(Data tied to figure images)
****************************************

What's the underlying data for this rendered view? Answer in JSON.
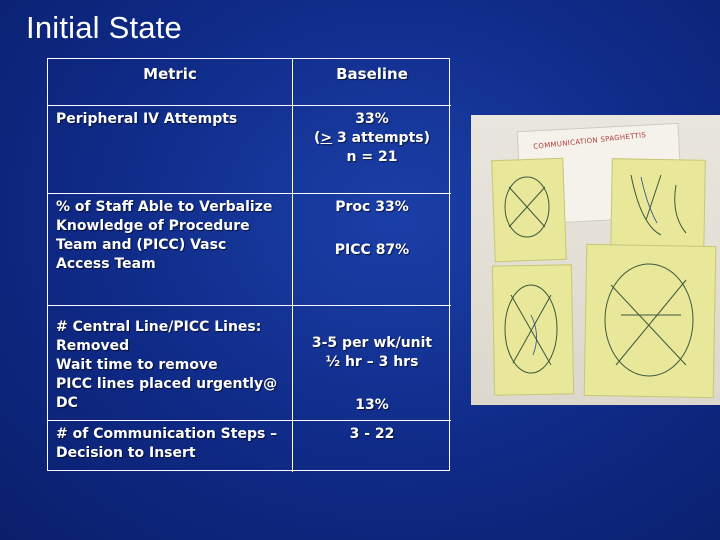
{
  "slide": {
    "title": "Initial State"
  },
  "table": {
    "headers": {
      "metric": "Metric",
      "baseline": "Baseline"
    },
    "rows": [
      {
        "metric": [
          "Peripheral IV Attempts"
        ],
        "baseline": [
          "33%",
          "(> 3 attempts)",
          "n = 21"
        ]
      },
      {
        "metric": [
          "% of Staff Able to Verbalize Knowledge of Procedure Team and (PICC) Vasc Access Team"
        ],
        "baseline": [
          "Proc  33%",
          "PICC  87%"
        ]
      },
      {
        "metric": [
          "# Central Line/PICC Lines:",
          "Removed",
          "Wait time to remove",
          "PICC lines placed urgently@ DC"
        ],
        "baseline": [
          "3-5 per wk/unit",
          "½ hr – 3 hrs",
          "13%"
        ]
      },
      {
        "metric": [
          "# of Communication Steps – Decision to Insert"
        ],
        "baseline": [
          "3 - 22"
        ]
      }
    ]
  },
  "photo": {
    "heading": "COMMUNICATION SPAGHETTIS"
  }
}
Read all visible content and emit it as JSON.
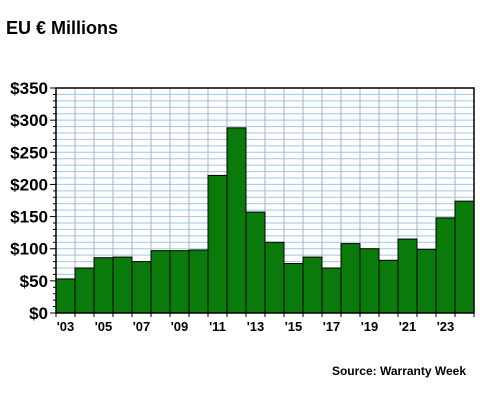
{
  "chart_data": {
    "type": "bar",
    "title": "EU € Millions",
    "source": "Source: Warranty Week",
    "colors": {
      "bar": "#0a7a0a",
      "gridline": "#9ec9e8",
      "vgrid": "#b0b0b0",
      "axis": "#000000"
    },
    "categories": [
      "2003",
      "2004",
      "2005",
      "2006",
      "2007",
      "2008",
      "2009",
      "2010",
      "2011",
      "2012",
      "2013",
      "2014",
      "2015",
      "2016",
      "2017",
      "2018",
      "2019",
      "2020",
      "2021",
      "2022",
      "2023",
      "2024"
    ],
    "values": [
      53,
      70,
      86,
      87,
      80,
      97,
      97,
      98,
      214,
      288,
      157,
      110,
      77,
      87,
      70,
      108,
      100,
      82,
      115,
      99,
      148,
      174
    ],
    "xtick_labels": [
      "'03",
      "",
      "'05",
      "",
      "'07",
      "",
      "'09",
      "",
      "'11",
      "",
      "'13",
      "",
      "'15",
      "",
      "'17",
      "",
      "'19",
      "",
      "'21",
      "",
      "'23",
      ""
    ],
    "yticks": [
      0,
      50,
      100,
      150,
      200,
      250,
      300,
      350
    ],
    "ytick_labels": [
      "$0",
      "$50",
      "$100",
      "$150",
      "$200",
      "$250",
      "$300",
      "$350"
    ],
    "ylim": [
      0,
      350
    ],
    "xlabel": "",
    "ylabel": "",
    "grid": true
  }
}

****************************************

**What you are asked to do:**
Give an exact copy of the material, leaving out every picture.

**Written answer:**
What's the underlying data for this rendered view? Answer in JSON.
{
  "slide": {
    "title": "Initial State"
  },
  "table": {
    "headers": {
      "metric": "Metric",
      "baseline": "Baseline"
    },
    "rows": [
      {
        "metric": [
          "Peripheral IV Attempts"
        ],
        "baseline": [
          "33%",
          "(> 3 attempts)",
          "n = 21"
        ]
      },
      {
        "metric": [
          "% of Staff Able to Verbalize Knowledge of Procedure Team and (PICC) Vasc Access Team"
        ],
        "baseline": [
          "Proc  33%",
          "PICC  87%"
        ]
      },
      {
        "metric": [
          "# Central Line/PICC Lines:",
          "Removed",
          "Wait time to remove",
          "PICC lines placed urgently@ DC"
        ],
        "baseline": [
          "3-5 per wk/unit",
          "½ hr – 3 hrs",
          "13%"
        ]
      },
      {
        "metric": [
          "# of Communication Steps – Decision to Insert"
        ],
        "baseline": [
          "3 - 22"
        ]
      }
    ]
  },
  "photo": {
    "heading": "COMMUNICATION SPAGHETTIS"
  }
}
Read all visible content and emit it as JSON.
{
  "chart_data": {
    "type": "bar",
    "title": "EU € Millions",
    "source": "Source: Warranty Week",
    "colors": {
      "bar": "#0a7a0a",
      "gridline": "#9ec9e8",
      "vgrid": "#b0b0b0",
      "axis": "#000000"
    },
    "categories": [
      "2003",
      "2004",
      "2005",
      "2006",
      "2007",
      "2008",
      "2009",
      "2010",
      "2011",
      "2012",
      "2013",
      "2014",
      "2015",
      "2016",
      "2017",
      "2018",
      "2019",
      "2020",
      "2021",
      "2022",
      "2023",
      "2024"
    ],
    "values": [
      53,
      70,
      86,
      87,
      80,
      97,
      97,
      98,
      214,
      288,
      157,
      110,
      77,
      87,
      70,
      108,
      100,
      82,
      115,
      99,
      148,
      174
    ],
    "xtick_labels": [
      "'03",
      "",
      "'05",
      "",
      "'07",
      "",
      "'09",
      "",
      "'11",
      "",
      "'13",
      "",
      "'15",
      "",
      "'17",
      "",
      "'19",
      "",
      "'21",
      "",
      "'23",
      ""
    ],
    "yticks": [
      0,
      50,
      100,
      150,
      200,
      250,
      300,
      350
    ],
    "ytick_labels": [
      "$0",
      "$50",
      "$100",
      "$150",
      "$200",
      "$250",
      "$300",
      "$350"
    ],
    "ylim": [
      0,
      350
    ],
    "xlabel": "",
    "ylabel": "",
    "grid": true
  }
}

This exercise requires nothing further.